Task to carry out. Work through the data line by line, gathering every line that has the word "space".

^^^^^^^^^^^^^^^^

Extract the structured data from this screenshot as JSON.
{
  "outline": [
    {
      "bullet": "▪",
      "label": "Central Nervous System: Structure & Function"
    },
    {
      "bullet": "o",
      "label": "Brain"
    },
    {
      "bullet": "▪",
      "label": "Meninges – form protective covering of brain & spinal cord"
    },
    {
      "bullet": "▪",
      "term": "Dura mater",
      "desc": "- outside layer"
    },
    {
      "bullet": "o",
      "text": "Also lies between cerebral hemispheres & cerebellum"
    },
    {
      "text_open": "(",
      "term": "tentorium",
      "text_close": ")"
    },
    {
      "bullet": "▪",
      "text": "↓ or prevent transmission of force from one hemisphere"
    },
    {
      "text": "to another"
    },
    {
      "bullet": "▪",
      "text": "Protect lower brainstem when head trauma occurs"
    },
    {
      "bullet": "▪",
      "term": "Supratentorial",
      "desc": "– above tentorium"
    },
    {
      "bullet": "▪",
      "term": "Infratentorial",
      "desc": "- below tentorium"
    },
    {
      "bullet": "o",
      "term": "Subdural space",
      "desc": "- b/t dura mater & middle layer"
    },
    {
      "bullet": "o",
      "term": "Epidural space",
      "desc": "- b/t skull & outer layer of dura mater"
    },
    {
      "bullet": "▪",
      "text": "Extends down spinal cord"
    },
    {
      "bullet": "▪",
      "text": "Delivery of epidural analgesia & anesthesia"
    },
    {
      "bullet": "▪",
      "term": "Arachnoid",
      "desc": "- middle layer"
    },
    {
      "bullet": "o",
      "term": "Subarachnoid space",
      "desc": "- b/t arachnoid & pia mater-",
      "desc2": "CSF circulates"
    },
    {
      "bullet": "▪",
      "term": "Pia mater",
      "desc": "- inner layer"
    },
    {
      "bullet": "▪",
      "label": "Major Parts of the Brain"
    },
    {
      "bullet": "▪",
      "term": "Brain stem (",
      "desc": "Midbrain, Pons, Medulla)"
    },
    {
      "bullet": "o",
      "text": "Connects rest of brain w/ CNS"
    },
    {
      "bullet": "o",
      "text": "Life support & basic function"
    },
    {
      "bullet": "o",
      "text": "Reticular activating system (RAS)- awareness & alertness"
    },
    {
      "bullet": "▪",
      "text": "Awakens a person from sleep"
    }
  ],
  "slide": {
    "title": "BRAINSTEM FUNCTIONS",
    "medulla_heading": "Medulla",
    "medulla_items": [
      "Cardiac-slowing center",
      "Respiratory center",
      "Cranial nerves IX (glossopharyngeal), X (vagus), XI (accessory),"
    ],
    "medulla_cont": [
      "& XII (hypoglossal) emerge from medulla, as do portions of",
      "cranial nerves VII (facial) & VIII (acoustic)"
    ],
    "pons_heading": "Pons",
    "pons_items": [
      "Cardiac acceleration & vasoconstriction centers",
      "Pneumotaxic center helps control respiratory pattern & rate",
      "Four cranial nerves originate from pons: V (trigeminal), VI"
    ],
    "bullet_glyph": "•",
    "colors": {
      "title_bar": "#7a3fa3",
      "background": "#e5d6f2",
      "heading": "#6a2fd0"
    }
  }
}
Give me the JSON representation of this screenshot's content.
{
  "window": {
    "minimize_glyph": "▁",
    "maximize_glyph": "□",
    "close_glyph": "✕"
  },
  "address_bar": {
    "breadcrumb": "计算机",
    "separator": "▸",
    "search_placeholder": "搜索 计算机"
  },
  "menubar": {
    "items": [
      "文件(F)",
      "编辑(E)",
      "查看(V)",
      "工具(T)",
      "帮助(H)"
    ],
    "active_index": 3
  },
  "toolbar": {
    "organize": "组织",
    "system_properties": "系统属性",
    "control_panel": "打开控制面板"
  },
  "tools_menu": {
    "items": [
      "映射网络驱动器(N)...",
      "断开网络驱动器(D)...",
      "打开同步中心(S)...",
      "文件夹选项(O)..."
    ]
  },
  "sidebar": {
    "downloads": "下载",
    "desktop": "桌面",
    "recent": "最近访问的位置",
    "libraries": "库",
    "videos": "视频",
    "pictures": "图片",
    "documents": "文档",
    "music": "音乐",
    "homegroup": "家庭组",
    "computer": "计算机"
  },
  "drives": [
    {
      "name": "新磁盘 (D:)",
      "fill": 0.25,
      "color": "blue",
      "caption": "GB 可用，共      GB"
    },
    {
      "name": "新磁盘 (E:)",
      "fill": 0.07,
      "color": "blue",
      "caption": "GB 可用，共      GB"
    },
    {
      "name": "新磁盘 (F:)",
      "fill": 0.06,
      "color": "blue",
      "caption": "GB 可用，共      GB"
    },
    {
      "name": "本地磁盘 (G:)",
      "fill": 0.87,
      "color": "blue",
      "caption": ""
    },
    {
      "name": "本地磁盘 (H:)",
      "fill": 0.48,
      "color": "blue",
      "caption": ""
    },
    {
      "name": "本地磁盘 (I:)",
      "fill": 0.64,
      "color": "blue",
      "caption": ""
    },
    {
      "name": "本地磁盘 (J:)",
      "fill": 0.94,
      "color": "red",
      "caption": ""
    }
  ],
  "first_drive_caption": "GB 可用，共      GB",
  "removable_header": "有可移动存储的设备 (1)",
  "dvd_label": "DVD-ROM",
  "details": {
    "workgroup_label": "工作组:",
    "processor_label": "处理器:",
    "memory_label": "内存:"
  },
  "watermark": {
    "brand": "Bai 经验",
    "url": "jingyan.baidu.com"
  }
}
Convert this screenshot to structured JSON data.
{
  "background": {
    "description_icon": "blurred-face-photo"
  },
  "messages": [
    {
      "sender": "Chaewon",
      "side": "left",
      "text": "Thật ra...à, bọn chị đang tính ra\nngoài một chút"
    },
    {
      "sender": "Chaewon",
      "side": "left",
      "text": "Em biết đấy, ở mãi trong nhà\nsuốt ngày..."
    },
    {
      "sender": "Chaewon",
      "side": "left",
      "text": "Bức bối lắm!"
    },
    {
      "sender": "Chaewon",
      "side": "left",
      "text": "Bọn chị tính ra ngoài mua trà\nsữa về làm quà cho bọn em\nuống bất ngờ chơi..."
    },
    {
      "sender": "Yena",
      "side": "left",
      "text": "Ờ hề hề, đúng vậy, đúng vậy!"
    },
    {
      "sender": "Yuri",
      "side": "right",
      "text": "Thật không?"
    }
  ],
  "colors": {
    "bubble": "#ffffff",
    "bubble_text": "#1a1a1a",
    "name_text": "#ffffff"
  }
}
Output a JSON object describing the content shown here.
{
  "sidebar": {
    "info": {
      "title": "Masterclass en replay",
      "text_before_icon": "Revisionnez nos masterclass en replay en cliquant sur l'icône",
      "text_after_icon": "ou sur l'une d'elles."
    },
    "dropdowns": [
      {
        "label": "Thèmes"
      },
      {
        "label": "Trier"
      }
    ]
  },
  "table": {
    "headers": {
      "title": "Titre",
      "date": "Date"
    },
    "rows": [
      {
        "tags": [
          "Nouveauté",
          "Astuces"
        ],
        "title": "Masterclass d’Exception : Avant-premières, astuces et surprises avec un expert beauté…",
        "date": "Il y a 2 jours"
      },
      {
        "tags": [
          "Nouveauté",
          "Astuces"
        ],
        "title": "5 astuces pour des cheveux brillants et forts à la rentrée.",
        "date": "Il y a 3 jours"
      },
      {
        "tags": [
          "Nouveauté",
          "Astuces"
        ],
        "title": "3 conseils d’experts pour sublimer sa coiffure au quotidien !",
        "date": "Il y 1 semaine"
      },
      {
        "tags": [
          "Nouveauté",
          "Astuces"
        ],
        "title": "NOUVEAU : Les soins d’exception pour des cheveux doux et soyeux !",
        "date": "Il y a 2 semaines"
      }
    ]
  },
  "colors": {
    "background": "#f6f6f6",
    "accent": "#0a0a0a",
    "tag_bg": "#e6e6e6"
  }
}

^^^^^^^^^^^^^^^^

Output for this exercise.
      "term": "Subdural space",
      "term": "Epidural space",
      "term": "Subarachnoid space",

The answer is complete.